From the listing below, pull each line that includes "Mackie".

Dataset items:
┄┄┄┄┄┄
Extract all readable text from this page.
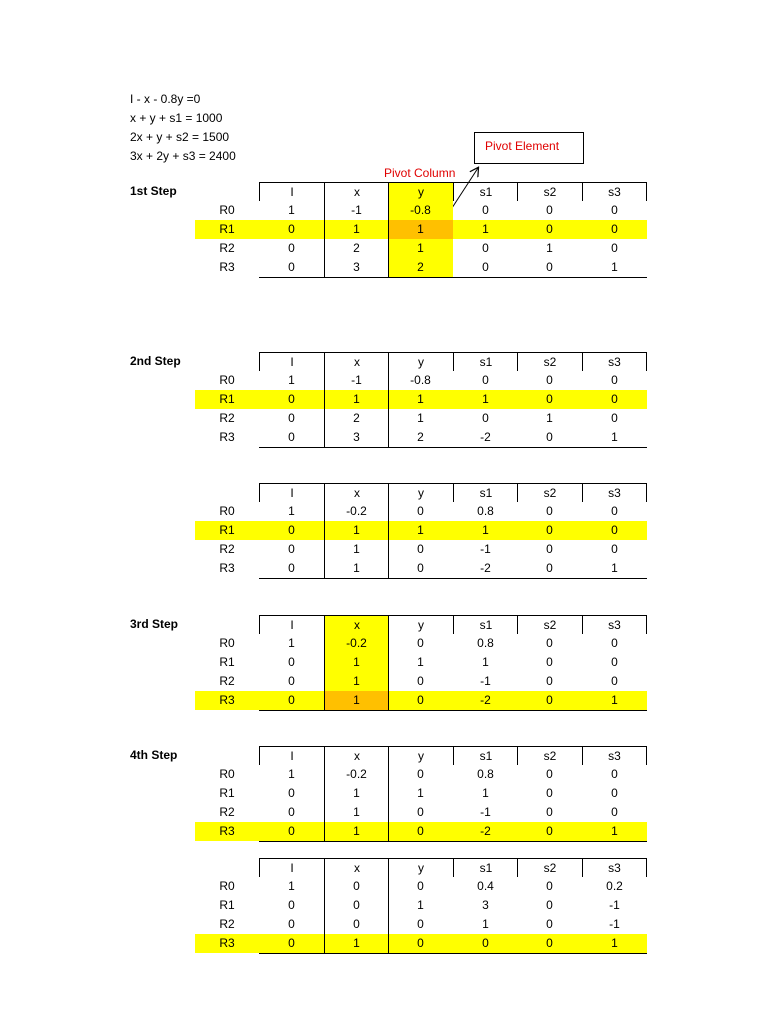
I - x - 0.8y =0
x + y + s1 = 1000
2x + y + s2 = 1500
3x + 2y + s3 = 2400
Pivot Element
Pivot Column
I	x	y	s1	s2	s3
R0	1	-1	-0.8	0	0	0
R1	0	1	1	1	0	0
R2	0	2	1	0	1	0
R3	0	3	2	0	0	1
I	x	y	s1	s2	s3
R0	1	-1	-0.8	0	0	0
R1	0	1	1	1	0	0
R2	0	2	1	0	1	0
R3	0	3	2	-2	0	1
I	x	y	s1	s2	s3
R0	1	-0.2	0	0.8	0	0
R1	0	1	1	1	0	0
R2	0	1	0	-1	0	0
R3	0	1	0	-2	0	1
I	x	y	s1	s2	s3
R0	1	-0.2	0	0.8	0	0
R1	0	1	1	1	0	0
R2	0	1	0	-1	0	0
R3	0	1	0	-2	0	1
I	x	y	s1	s2	s3
R0	1	-0.2	0	0.8	0	0
R1	0	1	1	1	0	0
R2	0	1	0	-1	0	0
R3	0	1	0	-2	0	1
I	x	y	s1	s2	s3
R0	1	0	0	0.4	0	0.2
R1	0	0	1	3	0	-1
R2	0	0	0	1	0	-1
R3	0	1	0	0	0	1
1st Step
2nd Step
3rd Step
4th Step
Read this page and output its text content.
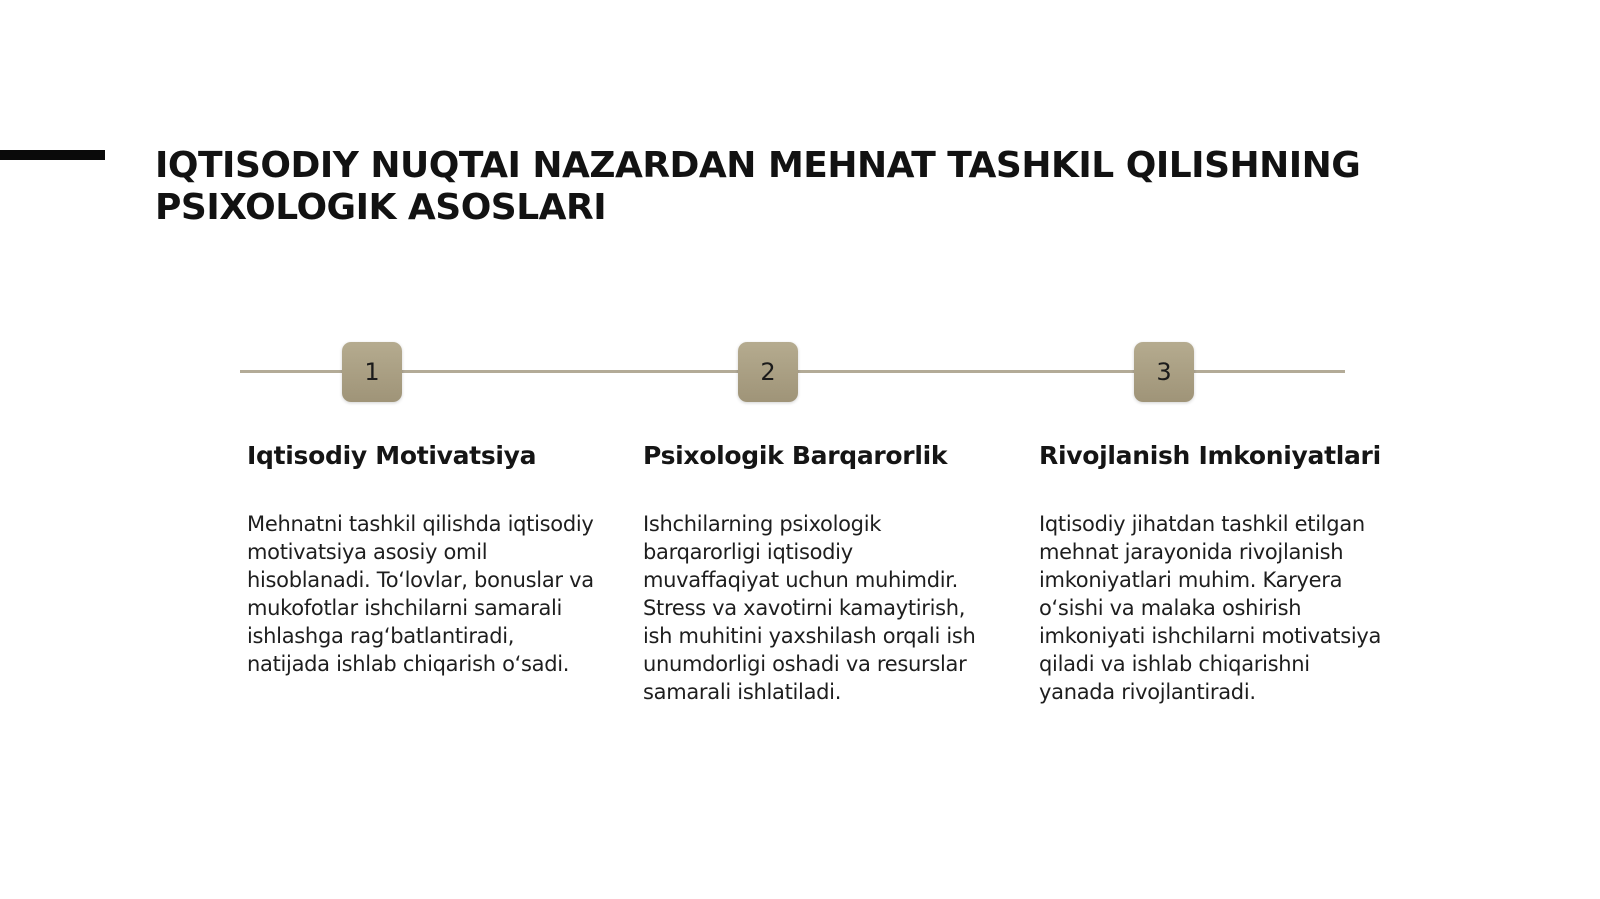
IQTISODIY NUQTAI NAZARDAN MEHNAT TASHKIL QILISHNING PSIXOLOGIK ASOSLARI
1	2	3
Iqtisodiy Motivatsiya

Mehnatni tashkil qilishda iqtisodiy motivatsiya asosiy omil hisoblanadi. To‘lovlar, bonuslar va mukofotlar ishchilarni samarali ishlashga rag‘batlantiradi, natijada ishlab chiqarish o‘sadi.

Psixologik Barqarorlik

Ishchilarning psixologik barqarorligi iqtisodiy muvaffaqiyat uchun muhimdir. Stress va xavotirni kamaytirish, ish muhitini yaxshilash orqali ish unumdorligi oshadi va resurslar samarali ishlatiladi.

Rivojlanish Imkoniyatlari

Iqtisodiy jihatdan tashkil etilgan mehnat jarayonida rivojlanish imkoniyatlari muhim. Karyera o‘sishi va malaka oshirish imkoniyati ishchilarni motivatsiya qiladi va ishlab chiqarishni yanada rivojlantiradi.
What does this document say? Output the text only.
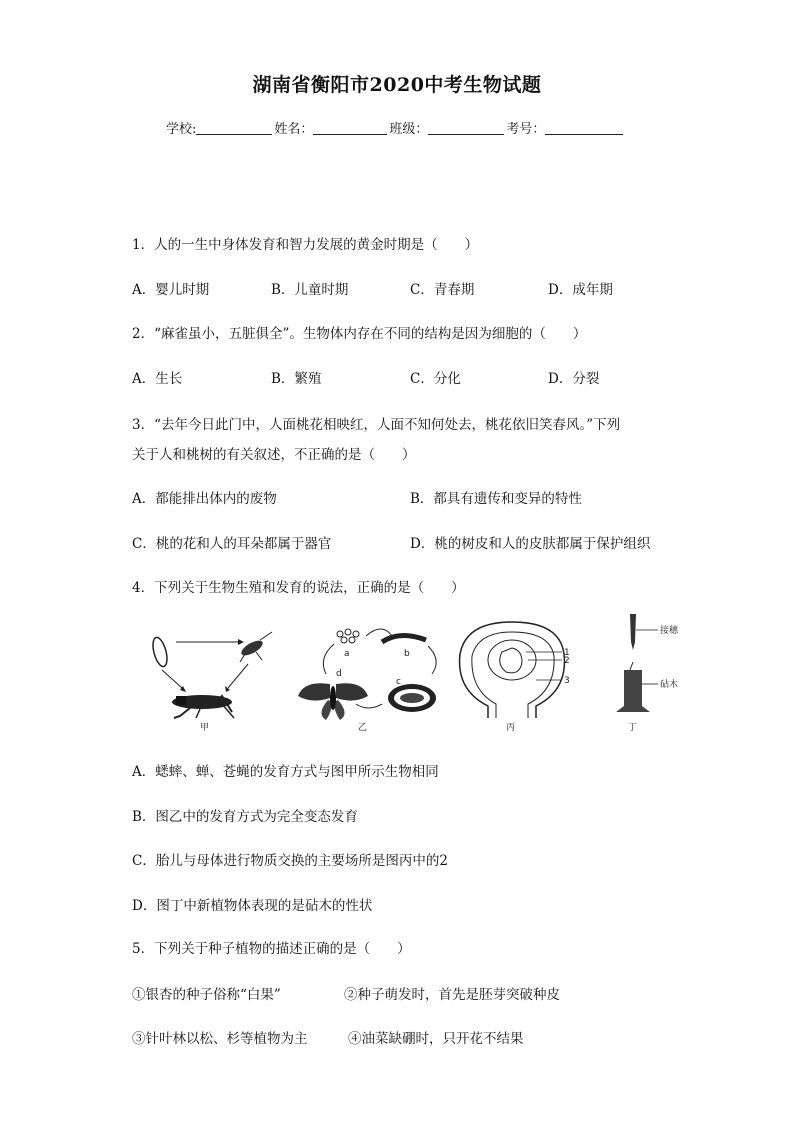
湖南省衡阳市2020中考生物试题
学校:	姓名：	班级：	考号：
1．人的一生中身体发育和智力发展的黄金时期是（　　）
A．婴儿时期	B．儿童时期	C．青春期	D．成年期
2．“麻雀虽小，五脏俱全”。生物体内存在不同的结构是因为细胞的（　　）
A．生长	B．繁殖	C．分化	D．分裂
3．“去年今日此门中，人面桃花相映红，人面不知何处去，桃花依旧笑春风。”下列
关于人和桃树的有关叙述，不正确的是（　　）
A．都能排出体内的废物	B．都具有遗传和变异的特性
C．桃的花和人的耳朵都属于器官	D．桃的树皮和人的皮肤都属于保护组织
4．下列关于生物生殖和发育的说法，正确的是（　　）
甲
a	b
c
d
乙
1
2
3
丙
接穗
砧木
丁
A．蟋蟀、蝉、苍蝇的发育方式与图甲所示生物相同
B．图乙中的发育方式为完全变态发育
C．胎儿与母体进行物质交换的主要场所是图丙中的2
D．图丁中新植物体表现的是砧木的性状
5．下列关于种子植物的描述正确的是（　　）
①银杏的种子俗称“白果”	②种子萌发时，首先是胚芽突破种皮
③针叶林以松、杉等植物为主	④油菜缺硼时，只开花不结果
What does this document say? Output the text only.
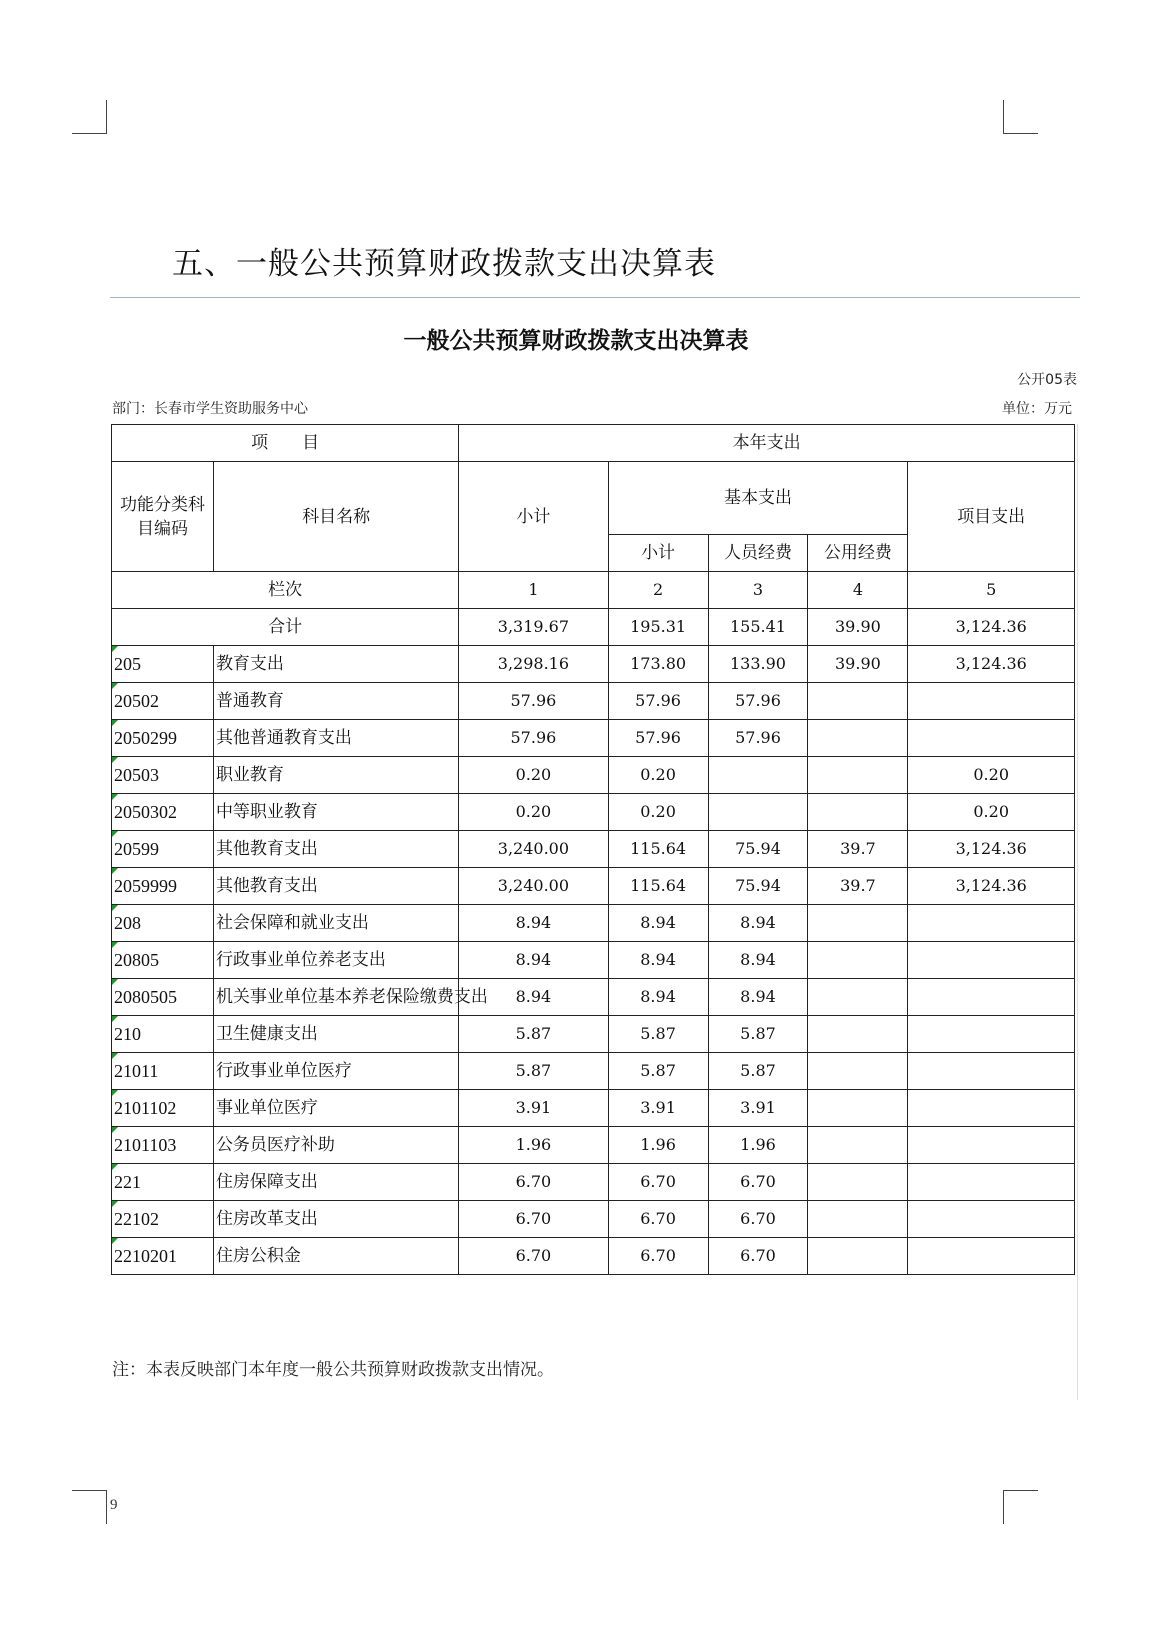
9
五、一般公共预算财政拨款支出决算表
一般公共预算财政拨款支出决算表
公开05表
部门：长春市学生资助服务中心	单位：万元
项　　目		本年支出				
功能分类科目编码	科目名称	小计	基本支出			项目支出
			小计	人员经费	公用经费	
栏次		1	2	3	4	5
合计		3,319.67	195.31	155.41	39.90	3,124.36

205	教育支出	3,298.16	173.80	133.90	39.90	3,124.36

20502	普通教育	57.96	57.96	57.96		

2050299	其他普通教育支出	57.96	57.96	57.96		

20503	职业教育	0.20	0.20			0.20

2050302	中等职业教育	0.20	0.20			0.20

20599	其他教育支出	3,240.00	115.64	75.94	39.7	3,124.36

2059999	其他教育支出	3,240.00	115.64	75.94	39.7	3,124.36

208	社会保障和就业支出	8.94	8.94	8.94		

20805	行政事业单位养老支出	8.94	8.94	8.94		

2080505	机关事业单位基本养老保险缴费支出	8.94	8.94	8.94		

210	卫生健康支出	5.87	5.87	5.87		

21011	行政事业单位医疗	5.87	5.87	5.87		

2101102	事业单位医疗	3.91	3.91	3.91		

2101103	公务员医疗补助	1.96	1.96	1.96		

221	住房保障支出	6.70	6.70	6.70		

22102	住房改革支出	6.70	6.70	6.70		

2210201	住房公积金	6.70	6.70	6.70		
注：本表反映部门本年度一般公共预算财政拨款支出情况。
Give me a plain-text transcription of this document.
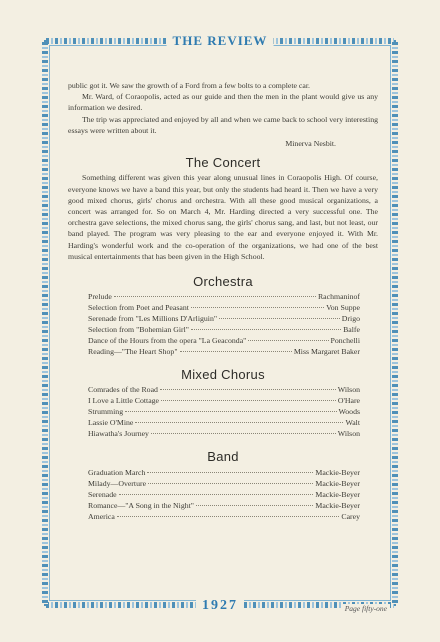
THE REVIEW
1927	Page fifty-one

public got it. We saw the growth of a Ford from a few bolts to a complete car.

Mr. Ward, of Coraopolis, acted as our guide and then the men in the plant would give us any information we desired.

The trip was appreciated and enjoyed by all and when we came back to school very interesting essays were written about it.

Minerva Nesbit.
The Concert

Something different was given this year along unusual lines in Coraopolis High. Of course, everyone knows we have a band this year, but only the students had heard it. Then we have a very good mixed chorus, girls' chorus and orchestra. With all these good musical organizations, a concert was arranged for. So on March 4, Mr. Harding directed a very successful one. The orchestra gave selections, the mixed chorus sang, the girls' chorus sang, and last, but not least, our band played. The program was very pleasing to the ear and everyone enjoyed it. With Mr. Harding's wonderful work and the co-operation of the organizations, we had one of the best musical entertainments that has been given in the High School.

Orchestra
Prelude	Rachmaninof
Selection from Poet and Peasant	Von Suppe
Serenade from "Les Millions D'Arliguin"	Drigo
Selection from "Bohemian Girl"	Balfe
Dance of the Hours from the opera "La Geaconda"	Ponchelli
Reading—"The Heart Shop"	Miss Margaret Baker
Mixed Chorus
Comrades of the Road	Wilson
I Love a Little Cottage	O'Hare
Strumming	Woods
Lassie O'Mine	Walt
Hiawatha's Journey	Wilson
Band
Graduation March	Mackie-Beyer
Milady—Overture	Mackie-Beyer
Serenade	Mackie-Beyer
Romance—"A Song in the Night"	Mackie-Beyer
America	Carey
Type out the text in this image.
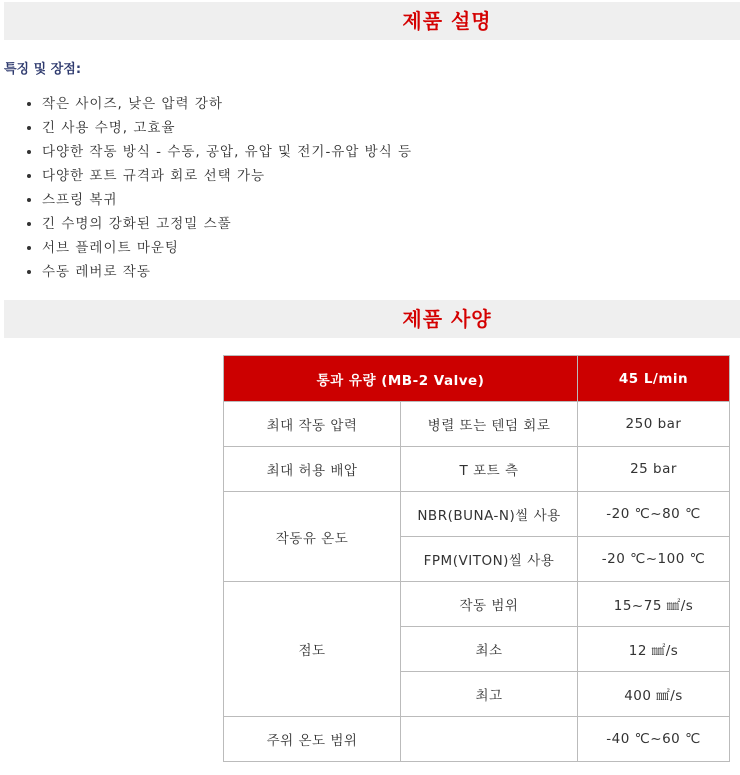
제품 설명
특징 및 장점:
• 작은 사이즈, 낮은 압력 강하
• 긴 사용 수명, 고효율
• 다양한 작동 방식 - 수동, 공압, 유압 및 전기-유압 방식 등
• 다양한 포트 규격과 회로 선택 가능
• 스프링 복귀
• 긴 수명의 강화된 고정밀 스풀
• 서브 플레이트 마운팅
• 수동 레버로 작동
제품 사양
통과 유량 (MB-2 Valve)		45 L/min
최대 작동 압력	병렬 또는 텐덤 회로	250 bar
최대 허용 배압	T 포트 측	25 bar
작동유 온도	NBR(BUNA-N)씰 사용	-20 ℃~80 ℃
	FPM(VITON)씰 사용	-20 ℃~100 ℃
점도	작동 범위	15~75 ㎟/s
	최소	12 ㎟/s
	최고	400 ㎟/s
주위 온도 범위		-40 ℃~60 ℃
┄┄┄┄┄┄
- **The reply**
Graduation March	Mackie-Beyer
Milady—Overture	Mackie-Beyer
Serenade	Mackie-Beyer
Romance—"A Song in the Night"	Mackie-Beyer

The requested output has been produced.